Records =
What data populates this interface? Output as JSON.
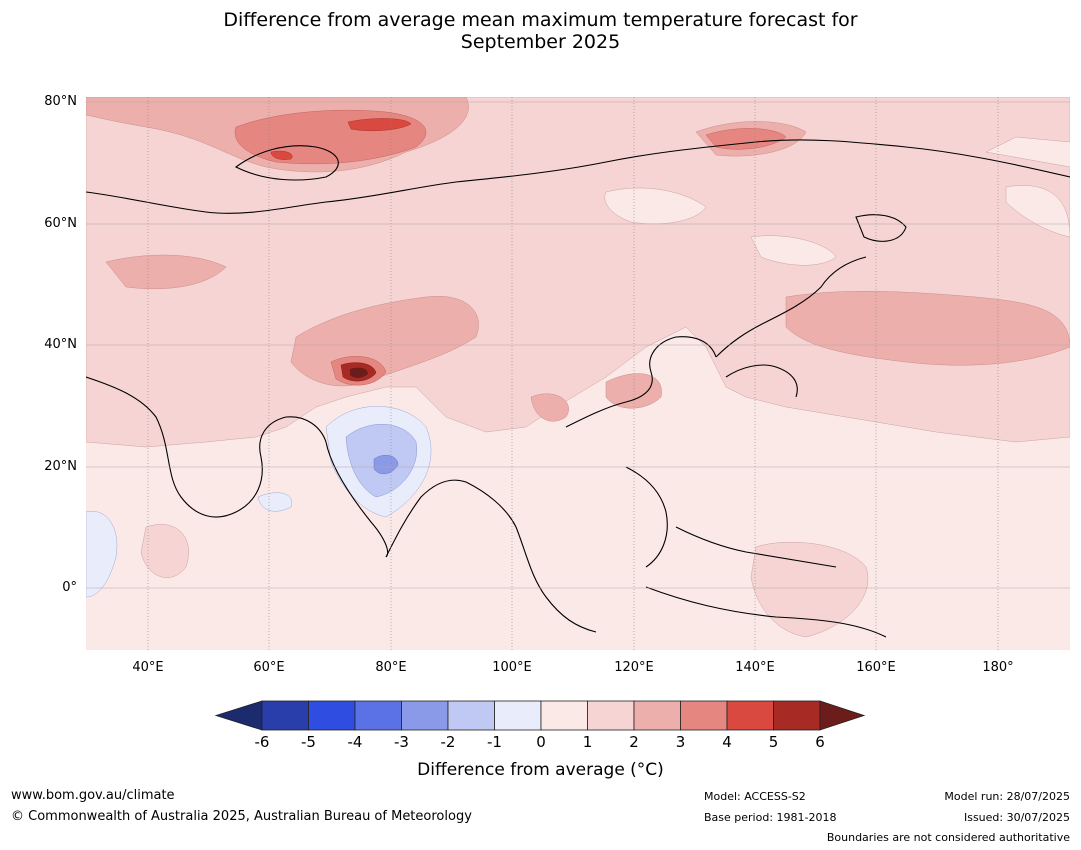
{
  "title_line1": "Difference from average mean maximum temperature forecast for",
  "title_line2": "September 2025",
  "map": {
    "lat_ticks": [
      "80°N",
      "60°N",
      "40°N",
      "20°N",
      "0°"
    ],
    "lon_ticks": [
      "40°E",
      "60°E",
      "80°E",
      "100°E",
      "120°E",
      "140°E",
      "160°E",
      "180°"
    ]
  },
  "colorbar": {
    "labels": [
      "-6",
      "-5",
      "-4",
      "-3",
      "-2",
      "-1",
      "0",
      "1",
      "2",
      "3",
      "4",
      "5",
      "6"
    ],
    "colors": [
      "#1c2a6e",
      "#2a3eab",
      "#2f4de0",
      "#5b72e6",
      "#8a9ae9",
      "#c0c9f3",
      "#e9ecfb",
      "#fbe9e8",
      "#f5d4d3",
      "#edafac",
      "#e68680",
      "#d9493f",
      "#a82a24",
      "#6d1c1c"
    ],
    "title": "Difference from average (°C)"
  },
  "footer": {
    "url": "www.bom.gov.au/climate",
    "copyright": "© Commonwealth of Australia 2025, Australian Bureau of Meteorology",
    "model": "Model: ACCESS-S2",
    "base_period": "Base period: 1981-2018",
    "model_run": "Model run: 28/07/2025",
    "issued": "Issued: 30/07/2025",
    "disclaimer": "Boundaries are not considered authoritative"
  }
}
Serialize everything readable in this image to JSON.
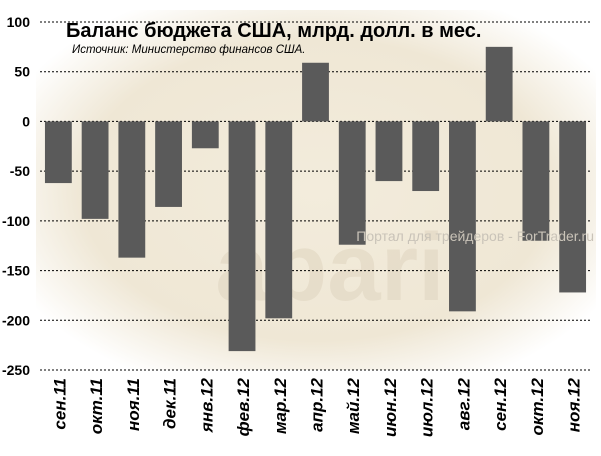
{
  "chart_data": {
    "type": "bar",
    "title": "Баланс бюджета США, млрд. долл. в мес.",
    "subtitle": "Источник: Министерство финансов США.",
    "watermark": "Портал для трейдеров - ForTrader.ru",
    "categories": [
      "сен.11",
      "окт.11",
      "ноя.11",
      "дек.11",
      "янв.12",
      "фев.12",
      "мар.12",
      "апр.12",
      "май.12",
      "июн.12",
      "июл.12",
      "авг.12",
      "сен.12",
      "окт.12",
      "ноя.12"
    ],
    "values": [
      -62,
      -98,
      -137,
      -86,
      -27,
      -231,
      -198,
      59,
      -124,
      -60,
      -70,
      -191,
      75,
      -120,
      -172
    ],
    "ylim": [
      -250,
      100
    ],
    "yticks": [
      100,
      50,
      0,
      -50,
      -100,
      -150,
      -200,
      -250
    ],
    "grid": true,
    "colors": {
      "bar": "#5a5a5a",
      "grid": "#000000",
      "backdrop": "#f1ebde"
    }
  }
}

Requirements = All entries must be written out again exactly as given, with no pictures in the copy.

Task output =
What data populates this interface? Output as JSON.
{
  "title_line1": "Difference from average mean maximum temperature forecast for",
  "title_line2": "September 2025",
  "map": {
    "lat_ticks": [
      "80°N",
      "60°N",
      "40°N",
      "20°N",
      "0°"
    ],
    "lon_ticks": [
      "40°E",
      "60°E",
      "80°E",
      "100°E",
      "120°E",
      "140°E",
      "160°E",
      "180°"
    ]
  },
  "colorbar": {
    "labels": [
      "-6",
      "-5",
      "-4",
      "-3",
      "-2",
      "-1",
      "0",
      "1",
      "2",
      "3",
      "4",
      "5",
      "6"
    ],
    "colors": [
      "#1c2a6e",
      "#2a3eab",
      "#2f4de0",
      "#5b72e6",
      "#8a9ae9",
      "#c0c9f3",
      "#e9ecfb",
      "#fbe9e8",
      "#f5d4d3",
      "#edafac",
      "#e68680",
      "#d9493f",
      "#a82a24",
      "#6d1c1c"
    ],
    "title": "Difference from average (°C)"
  },
  "footer": {
    "url": "www.bom.gov.au/climate",
    "copyright": "© Commonwealth of Australia 2025, Australian Bureau of Meteorology",
    "model": "Model: ACCESS-S2",
    "base_period": "Base period: 1981-2018",
    "model_run": "Model run: 28/07/2025",
    "issued": "Issued: 30/07/2025",
    "disclaimer": "Boundaries are not considered authoritative"
  }
}
Serialize everything readable in this image to JSON.
{
  "chart_data": {
    "type": "bar",
    "title": "Баланс бюджета США, млрд. долл. в мес.",
    "subtitle": "Источник: Министерство финансов США.",
    "watermark": "Портал для трейдеров - ForTrader.ru",
    "categories": [
      "сен.11",
      "окт.11",
      "ноя.11",
      "дек.11",
      "янв.12",
      "фев.12",
      "мар.12",
      "апр.12",
      "май.12",
      "июн.12",
      "июл.12",
      "авг.12",
      "сен.12",
      "окт.12",
      "ноя.12"
    ],
    "values": [
      -62,
      -98,
      -137,
      -86,
      -27,
      -231,
      -198,
      59,
      -124,
      -60,
      -70,
      -191,
      75,
      -120,
      -172
    ],
    "ylim": [
      -250,
      100
    ],
    "yticks": [
      100,
      50,
      0,
      -50,
      -100,
      -150,
      -200,
      -250
    ],
    "grid": true,
    "colors": {
      "bar": "#5a5a5a",
      "grid": "#000000",
      "backdrop": "#f1ebde"
    }
  }
}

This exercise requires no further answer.